■ Written task
Copy the data from the line that contains "Extract the structured" to its last line, exactly, including both of those lines and leaving out everything before.

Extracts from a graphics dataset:
——————
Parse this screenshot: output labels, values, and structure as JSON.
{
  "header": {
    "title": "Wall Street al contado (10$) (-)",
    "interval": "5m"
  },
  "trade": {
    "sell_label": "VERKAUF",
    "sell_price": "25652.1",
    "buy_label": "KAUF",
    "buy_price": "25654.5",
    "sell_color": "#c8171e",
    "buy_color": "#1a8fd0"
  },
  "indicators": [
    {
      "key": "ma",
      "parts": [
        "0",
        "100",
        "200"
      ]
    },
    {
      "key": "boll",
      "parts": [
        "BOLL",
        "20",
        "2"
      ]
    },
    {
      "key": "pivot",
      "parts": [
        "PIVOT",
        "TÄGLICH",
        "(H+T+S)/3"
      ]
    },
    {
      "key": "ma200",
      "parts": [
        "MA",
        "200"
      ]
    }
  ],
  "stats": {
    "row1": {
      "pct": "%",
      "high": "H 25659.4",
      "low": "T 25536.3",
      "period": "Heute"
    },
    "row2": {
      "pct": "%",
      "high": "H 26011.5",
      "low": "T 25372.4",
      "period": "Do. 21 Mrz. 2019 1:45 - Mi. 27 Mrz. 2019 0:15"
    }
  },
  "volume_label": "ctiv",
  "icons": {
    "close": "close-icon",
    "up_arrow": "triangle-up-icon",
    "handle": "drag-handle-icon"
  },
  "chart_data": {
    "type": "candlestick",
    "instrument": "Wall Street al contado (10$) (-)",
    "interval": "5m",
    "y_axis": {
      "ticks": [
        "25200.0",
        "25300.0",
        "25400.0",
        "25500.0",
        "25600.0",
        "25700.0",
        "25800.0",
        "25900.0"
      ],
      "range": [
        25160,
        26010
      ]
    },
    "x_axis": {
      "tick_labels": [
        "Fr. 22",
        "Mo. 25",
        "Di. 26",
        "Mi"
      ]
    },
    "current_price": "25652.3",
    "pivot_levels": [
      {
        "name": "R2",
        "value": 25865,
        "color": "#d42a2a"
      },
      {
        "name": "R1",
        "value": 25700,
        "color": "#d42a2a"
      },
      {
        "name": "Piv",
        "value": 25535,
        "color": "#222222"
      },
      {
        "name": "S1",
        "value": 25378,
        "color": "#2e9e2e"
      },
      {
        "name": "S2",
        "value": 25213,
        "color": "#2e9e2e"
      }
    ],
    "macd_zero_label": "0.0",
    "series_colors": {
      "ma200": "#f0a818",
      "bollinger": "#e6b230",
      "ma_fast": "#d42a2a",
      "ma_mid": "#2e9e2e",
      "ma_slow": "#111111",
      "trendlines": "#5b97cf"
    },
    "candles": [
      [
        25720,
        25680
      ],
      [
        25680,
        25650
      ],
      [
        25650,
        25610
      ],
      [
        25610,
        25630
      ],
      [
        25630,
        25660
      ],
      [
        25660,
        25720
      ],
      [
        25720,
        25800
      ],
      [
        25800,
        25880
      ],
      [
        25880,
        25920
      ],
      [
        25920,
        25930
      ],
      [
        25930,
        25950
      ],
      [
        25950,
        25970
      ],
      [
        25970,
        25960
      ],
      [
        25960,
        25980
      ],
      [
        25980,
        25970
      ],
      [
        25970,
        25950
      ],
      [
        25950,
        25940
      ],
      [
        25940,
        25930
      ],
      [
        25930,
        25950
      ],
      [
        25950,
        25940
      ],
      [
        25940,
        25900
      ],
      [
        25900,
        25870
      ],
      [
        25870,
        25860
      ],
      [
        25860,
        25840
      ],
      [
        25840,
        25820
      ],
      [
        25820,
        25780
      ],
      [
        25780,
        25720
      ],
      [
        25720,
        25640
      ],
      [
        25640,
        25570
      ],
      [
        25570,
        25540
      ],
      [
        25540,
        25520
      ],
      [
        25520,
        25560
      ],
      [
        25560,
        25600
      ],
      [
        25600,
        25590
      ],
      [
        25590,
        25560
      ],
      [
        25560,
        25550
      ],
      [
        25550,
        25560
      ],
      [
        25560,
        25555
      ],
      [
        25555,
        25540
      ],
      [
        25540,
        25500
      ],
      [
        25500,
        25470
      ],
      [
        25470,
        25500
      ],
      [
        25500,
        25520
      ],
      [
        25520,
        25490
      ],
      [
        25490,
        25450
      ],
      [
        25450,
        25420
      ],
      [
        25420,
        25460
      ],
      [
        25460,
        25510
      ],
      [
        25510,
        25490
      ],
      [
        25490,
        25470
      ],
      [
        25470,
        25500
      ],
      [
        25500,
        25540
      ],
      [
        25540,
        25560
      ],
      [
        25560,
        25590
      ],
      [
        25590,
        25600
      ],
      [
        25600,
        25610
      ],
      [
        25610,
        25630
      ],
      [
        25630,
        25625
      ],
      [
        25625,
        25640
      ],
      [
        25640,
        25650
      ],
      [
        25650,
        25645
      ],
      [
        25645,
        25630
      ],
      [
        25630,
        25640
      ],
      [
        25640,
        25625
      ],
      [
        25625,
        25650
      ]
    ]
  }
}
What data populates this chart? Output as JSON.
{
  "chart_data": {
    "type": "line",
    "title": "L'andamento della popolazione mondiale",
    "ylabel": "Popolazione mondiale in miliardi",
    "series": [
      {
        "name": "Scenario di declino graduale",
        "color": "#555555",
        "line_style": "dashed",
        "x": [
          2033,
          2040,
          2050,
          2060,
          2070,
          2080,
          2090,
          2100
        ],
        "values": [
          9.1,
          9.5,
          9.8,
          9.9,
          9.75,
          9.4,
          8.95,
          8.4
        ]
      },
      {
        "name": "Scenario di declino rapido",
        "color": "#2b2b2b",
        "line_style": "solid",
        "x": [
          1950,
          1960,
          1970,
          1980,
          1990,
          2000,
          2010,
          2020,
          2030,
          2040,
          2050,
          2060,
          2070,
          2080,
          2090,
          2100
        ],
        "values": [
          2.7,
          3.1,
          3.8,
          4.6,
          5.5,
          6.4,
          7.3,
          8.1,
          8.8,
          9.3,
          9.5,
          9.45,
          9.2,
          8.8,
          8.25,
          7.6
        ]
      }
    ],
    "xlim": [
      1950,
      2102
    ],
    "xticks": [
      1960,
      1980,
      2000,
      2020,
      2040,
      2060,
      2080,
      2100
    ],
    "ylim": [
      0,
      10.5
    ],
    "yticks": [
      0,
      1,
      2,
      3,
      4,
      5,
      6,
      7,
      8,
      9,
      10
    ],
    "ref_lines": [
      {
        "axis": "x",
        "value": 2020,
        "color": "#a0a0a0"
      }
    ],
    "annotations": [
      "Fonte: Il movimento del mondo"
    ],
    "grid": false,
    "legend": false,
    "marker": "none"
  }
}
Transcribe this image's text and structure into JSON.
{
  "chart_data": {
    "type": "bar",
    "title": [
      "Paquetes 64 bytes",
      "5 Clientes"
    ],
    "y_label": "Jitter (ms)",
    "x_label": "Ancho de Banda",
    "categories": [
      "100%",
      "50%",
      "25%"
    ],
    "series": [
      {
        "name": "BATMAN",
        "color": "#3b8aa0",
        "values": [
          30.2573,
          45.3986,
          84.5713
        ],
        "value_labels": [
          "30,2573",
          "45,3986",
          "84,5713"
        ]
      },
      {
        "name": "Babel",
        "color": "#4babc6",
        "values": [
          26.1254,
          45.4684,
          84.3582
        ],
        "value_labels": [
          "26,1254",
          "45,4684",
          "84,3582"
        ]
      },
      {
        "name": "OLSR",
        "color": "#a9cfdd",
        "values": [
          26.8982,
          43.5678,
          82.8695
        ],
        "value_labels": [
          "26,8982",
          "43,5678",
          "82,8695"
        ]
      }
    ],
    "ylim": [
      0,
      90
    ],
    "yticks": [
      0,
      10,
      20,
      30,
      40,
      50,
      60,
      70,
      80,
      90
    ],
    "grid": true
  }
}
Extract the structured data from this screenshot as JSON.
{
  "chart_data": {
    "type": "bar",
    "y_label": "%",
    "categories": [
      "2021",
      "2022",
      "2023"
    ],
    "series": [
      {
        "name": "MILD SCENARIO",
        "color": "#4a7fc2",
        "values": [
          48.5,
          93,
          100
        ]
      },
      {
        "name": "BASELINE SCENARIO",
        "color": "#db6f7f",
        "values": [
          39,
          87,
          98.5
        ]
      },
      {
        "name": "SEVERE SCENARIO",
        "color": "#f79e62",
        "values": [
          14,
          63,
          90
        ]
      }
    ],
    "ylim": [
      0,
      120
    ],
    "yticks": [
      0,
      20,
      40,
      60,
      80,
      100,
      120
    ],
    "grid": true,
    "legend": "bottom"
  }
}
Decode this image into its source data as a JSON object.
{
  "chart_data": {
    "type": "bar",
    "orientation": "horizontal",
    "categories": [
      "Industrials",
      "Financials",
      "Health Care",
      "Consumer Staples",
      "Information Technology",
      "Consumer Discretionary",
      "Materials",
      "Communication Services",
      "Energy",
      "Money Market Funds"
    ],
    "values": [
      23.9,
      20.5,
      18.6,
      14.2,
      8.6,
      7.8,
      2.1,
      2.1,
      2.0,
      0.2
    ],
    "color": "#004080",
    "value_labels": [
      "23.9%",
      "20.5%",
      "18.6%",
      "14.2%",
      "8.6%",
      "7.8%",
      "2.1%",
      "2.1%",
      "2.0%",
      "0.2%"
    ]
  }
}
——————
■ Task answer
Extract the structured data from this screenshot as JSON.
{
  "chart_data": {
    "type": "bar",
    "y_label": "%",
    "categories": [
      "2021",
      "2022",
      "2023"
    ],
    "series": [
      {
        "name": "MILD SCENARIO",
        "color": "#4a7fc2",
        "values": [
          48.5,
          93,
          100
        ]
      },
      {
        "name": "BASELINE SCENARIO",
        "color": "#db6f7f",
        "values": [
          39,
          87,
          98.5
        ]
      },
      {
        "name": "SEVERE SCENARIO",
        "color": "#f79e62",
        "values": [
          14,
          63,
          90
        ]
      }
    ],
    "ylim": [
      0,
      120
    ],
    "yticks": [
      0,
      20,
      40,
      60,
      80,
      100,
      120
    ],
    "grid": true,
    "legend": "bottom"
  }
}
Decode this image into its source data as a JSON object.
{
  "chart_data": {
    "type": "bar",
    "orientation": "horizontal",
    "categories": [
      "Industrials",
      "Financials",
      "Health Care",
      "Consumer Staples",
      "Information Technology",
      "Consumer Discretionary",
      "Materials",
      "Communication Services",
      "Energy",
      "Money Market Funds"
    ],
    "values": [
      23.9,
      20.5,
      18.6,
      14.2,
      8.6,
      7.8,
      2.1,
      2.1,
      2.0,
      0.2
    ],
    "color": "#004080",
    "value_labels": [
      "23.9%",
      "20.5%",
      "18.6%",
      "14.2%",
      "8.6%",
      "7.8%",
      "2.1%",
      "2.1%",
      "2.0%",
      "0.2%"
    ]
  }
}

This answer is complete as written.